YOUR INSTRUCTIONS:
Whenever a line below holds the word "colorbar", copy that line.

+++

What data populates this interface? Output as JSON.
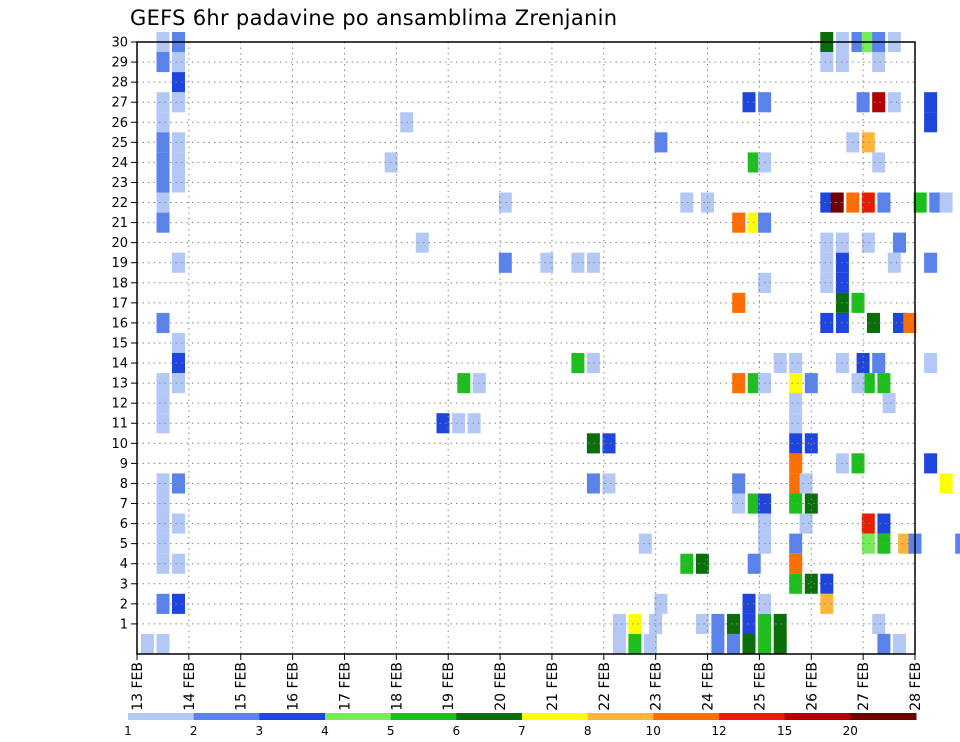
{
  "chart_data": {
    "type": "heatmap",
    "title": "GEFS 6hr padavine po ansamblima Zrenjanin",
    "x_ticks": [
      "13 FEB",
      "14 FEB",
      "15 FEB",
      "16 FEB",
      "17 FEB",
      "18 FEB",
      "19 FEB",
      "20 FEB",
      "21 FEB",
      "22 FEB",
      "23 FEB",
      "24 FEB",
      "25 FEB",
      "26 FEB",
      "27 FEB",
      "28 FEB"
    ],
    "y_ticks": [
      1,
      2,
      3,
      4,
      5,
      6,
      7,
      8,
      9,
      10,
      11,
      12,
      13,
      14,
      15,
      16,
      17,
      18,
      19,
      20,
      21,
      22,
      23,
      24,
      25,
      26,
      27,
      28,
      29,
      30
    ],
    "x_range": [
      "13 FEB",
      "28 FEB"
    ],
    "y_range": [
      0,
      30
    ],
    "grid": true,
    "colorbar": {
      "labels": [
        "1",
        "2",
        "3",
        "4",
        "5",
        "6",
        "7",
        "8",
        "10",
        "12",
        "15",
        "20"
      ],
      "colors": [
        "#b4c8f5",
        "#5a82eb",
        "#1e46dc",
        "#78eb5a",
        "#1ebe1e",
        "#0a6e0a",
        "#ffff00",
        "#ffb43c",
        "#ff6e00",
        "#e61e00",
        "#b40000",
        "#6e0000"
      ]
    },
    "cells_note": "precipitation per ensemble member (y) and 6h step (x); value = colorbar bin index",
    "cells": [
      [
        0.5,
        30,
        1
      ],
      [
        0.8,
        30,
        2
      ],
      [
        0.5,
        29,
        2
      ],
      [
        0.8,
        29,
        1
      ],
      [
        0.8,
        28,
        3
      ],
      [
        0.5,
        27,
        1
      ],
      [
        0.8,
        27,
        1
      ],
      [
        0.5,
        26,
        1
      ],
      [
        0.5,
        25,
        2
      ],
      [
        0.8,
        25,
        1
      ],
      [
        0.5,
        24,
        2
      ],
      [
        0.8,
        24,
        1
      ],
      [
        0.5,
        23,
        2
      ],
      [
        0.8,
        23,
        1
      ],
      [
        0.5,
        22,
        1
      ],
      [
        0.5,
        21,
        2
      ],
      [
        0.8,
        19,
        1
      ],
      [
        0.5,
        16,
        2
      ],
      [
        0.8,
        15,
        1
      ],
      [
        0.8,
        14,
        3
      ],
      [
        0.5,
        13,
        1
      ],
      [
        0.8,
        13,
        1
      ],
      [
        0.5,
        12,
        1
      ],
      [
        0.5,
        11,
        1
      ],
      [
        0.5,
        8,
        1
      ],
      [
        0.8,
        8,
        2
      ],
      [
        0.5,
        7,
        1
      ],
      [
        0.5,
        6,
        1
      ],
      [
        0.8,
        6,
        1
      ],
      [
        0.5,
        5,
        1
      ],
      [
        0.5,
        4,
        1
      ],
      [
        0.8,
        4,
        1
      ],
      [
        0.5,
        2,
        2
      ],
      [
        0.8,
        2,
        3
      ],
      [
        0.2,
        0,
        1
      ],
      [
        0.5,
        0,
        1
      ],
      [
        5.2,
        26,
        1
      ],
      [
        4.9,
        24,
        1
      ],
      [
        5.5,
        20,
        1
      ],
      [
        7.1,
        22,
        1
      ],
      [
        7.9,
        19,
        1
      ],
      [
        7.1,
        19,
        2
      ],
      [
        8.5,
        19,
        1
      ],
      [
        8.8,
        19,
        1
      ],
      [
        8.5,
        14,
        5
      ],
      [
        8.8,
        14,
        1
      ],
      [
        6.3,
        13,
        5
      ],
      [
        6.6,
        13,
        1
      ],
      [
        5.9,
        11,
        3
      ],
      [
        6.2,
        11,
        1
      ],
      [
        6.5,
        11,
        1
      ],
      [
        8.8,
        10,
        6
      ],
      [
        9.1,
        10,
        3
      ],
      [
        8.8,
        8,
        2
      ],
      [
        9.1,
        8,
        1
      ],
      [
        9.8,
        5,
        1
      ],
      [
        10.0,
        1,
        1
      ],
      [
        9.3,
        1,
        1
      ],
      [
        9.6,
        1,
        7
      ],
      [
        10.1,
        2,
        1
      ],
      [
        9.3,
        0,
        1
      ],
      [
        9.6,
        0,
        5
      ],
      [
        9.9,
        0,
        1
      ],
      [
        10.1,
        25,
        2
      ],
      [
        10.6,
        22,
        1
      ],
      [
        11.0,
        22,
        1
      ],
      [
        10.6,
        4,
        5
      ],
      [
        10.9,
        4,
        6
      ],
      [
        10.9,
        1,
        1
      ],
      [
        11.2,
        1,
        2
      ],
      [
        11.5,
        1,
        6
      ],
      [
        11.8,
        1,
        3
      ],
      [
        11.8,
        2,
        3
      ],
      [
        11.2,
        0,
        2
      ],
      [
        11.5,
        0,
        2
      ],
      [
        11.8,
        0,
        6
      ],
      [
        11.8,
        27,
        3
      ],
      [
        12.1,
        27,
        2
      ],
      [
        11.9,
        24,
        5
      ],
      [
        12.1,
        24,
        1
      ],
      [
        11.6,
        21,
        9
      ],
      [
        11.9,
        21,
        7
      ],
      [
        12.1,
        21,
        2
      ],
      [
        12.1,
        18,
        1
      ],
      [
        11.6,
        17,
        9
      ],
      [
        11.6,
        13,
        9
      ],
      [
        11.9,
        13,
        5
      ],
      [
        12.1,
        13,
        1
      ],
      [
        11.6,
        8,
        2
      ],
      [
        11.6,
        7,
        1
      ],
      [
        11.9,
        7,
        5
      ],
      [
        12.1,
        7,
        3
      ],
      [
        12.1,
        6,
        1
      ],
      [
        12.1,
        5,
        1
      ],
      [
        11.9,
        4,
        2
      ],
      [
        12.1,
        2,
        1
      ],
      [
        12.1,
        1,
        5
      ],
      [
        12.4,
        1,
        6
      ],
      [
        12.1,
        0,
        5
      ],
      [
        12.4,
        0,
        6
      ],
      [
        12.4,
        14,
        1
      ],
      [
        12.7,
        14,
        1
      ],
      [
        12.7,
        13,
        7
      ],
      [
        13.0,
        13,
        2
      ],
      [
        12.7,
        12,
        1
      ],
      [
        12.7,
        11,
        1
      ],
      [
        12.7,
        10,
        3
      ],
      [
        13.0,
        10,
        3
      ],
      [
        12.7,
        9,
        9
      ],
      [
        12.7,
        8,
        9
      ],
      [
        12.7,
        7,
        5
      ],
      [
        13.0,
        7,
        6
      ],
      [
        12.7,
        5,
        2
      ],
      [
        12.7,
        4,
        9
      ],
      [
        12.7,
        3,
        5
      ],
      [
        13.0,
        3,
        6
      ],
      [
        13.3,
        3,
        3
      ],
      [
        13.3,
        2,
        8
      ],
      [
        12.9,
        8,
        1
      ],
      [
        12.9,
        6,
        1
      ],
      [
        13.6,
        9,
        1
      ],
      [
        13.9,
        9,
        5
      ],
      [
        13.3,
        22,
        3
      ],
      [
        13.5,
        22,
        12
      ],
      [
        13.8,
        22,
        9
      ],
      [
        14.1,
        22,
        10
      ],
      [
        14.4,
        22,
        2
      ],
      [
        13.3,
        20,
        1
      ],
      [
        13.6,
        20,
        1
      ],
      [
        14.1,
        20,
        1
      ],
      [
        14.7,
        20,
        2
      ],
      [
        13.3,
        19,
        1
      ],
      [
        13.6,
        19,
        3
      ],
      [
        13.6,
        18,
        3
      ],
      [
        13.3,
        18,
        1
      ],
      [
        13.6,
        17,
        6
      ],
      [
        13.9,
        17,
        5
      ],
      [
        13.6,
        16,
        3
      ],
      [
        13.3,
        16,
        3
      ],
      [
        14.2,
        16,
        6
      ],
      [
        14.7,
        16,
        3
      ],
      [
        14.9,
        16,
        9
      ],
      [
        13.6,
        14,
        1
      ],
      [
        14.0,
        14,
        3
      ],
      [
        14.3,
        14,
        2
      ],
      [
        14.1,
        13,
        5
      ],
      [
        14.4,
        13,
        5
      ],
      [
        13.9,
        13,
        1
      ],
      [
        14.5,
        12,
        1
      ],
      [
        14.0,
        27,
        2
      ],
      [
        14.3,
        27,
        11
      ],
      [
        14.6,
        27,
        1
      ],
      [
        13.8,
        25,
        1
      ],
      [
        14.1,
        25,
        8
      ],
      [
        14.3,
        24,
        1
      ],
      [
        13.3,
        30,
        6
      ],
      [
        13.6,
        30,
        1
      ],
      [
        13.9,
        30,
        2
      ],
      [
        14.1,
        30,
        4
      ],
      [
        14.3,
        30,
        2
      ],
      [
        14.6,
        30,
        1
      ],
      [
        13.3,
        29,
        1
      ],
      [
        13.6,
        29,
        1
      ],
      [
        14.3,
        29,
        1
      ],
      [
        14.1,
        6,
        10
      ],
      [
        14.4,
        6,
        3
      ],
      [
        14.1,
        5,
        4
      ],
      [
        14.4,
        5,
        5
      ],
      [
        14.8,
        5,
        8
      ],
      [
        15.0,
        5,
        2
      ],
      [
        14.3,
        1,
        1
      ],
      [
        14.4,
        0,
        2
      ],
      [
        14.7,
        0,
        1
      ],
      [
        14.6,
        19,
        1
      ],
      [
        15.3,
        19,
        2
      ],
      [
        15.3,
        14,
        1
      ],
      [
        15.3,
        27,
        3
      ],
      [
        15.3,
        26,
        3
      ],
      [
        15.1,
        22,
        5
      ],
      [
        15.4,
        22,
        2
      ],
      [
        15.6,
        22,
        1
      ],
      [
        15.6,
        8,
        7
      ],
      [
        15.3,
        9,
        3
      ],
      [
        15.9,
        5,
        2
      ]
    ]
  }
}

+++

SOLUTION TO THIS PROBLEM:
    "colorbar": {
    "cells_note": "precipitation per ensemble member (y) and 6h step (x); value = colorbar bin index",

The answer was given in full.